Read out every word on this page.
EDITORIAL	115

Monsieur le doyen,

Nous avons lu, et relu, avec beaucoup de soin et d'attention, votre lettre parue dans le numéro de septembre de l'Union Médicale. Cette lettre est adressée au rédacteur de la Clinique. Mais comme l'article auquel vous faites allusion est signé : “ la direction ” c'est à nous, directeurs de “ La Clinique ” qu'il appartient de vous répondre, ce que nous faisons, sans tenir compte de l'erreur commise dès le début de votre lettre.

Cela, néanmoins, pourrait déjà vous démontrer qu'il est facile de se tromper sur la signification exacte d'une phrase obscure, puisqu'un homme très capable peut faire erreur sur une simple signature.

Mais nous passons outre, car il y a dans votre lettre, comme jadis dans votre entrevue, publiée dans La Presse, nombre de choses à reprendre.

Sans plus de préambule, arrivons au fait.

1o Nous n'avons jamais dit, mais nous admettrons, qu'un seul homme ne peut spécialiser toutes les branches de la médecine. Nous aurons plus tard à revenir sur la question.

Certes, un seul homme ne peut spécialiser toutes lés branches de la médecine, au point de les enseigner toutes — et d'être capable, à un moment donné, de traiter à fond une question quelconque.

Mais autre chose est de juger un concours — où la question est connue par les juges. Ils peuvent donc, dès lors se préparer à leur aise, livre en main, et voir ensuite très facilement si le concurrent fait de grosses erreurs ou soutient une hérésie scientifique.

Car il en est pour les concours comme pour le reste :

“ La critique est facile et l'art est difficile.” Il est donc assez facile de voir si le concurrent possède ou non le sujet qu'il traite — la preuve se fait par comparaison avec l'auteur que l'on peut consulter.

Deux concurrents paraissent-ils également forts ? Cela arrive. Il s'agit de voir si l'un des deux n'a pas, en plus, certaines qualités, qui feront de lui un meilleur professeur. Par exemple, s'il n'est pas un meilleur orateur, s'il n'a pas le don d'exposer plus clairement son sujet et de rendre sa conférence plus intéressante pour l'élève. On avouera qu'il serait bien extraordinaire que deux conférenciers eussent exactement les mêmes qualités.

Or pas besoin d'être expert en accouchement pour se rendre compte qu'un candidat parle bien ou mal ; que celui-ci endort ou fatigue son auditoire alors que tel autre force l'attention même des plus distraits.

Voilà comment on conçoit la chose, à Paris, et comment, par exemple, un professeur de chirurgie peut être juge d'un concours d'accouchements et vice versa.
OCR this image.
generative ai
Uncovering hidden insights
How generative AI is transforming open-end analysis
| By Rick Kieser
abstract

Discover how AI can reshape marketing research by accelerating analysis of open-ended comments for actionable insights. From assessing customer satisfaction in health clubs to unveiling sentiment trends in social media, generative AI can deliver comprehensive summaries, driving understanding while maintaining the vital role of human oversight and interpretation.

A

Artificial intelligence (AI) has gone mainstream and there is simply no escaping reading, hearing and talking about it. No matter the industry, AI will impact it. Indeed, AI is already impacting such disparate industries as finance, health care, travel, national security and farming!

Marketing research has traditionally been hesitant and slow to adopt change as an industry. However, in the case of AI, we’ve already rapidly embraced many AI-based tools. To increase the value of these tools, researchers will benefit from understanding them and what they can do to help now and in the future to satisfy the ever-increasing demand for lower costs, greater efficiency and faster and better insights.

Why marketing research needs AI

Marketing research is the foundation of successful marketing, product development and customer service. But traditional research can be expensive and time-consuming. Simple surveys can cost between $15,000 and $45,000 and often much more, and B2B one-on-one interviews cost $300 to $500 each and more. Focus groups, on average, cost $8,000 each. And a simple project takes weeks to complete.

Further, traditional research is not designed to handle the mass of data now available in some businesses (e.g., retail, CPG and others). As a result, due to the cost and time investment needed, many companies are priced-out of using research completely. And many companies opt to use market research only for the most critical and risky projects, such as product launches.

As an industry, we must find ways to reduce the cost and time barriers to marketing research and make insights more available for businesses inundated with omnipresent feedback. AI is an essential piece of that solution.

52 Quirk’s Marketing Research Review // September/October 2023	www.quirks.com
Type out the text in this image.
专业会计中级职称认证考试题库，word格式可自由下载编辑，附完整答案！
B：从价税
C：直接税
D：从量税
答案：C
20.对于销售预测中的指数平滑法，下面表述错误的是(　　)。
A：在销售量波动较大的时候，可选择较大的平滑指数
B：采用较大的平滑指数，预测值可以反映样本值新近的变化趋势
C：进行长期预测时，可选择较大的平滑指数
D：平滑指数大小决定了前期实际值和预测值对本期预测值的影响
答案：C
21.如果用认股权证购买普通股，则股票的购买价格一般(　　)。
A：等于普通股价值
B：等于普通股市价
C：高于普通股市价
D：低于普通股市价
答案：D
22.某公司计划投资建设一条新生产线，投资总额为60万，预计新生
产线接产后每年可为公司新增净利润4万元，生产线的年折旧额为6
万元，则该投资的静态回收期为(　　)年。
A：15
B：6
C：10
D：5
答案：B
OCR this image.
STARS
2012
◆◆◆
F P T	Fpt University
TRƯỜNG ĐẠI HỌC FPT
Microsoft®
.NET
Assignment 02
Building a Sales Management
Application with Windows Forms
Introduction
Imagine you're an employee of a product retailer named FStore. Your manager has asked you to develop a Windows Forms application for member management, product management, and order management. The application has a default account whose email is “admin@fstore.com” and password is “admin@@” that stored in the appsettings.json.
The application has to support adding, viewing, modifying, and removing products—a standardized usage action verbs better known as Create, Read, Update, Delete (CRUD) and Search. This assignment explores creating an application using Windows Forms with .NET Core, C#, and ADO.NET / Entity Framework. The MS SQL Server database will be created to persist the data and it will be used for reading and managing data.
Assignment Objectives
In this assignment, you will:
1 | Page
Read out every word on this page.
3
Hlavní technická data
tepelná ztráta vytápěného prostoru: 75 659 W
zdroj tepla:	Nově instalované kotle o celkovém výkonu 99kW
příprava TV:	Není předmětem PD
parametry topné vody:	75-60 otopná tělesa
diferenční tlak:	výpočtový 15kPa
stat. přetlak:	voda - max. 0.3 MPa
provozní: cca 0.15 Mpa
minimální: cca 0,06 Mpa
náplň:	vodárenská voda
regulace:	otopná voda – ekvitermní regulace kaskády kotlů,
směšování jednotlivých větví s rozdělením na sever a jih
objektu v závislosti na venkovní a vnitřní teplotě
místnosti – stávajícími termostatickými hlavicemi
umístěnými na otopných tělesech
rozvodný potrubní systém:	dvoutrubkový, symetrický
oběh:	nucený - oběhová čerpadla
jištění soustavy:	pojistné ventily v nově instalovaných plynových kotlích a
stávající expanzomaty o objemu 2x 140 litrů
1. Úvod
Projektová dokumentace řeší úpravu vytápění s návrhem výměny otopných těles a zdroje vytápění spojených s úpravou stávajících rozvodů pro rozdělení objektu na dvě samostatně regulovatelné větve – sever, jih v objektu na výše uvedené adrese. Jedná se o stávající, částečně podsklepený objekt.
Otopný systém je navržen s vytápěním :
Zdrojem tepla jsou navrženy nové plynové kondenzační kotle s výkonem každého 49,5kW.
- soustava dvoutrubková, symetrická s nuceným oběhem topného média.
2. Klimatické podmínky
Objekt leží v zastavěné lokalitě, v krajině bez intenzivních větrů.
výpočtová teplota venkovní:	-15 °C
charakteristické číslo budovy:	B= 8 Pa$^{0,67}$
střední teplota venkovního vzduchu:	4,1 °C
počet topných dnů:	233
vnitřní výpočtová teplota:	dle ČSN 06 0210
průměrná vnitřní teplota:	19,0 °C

****

> [Requirement] Tally the lines in the listing that hold "analysis" and report the number alone.

> [Problem solution] 2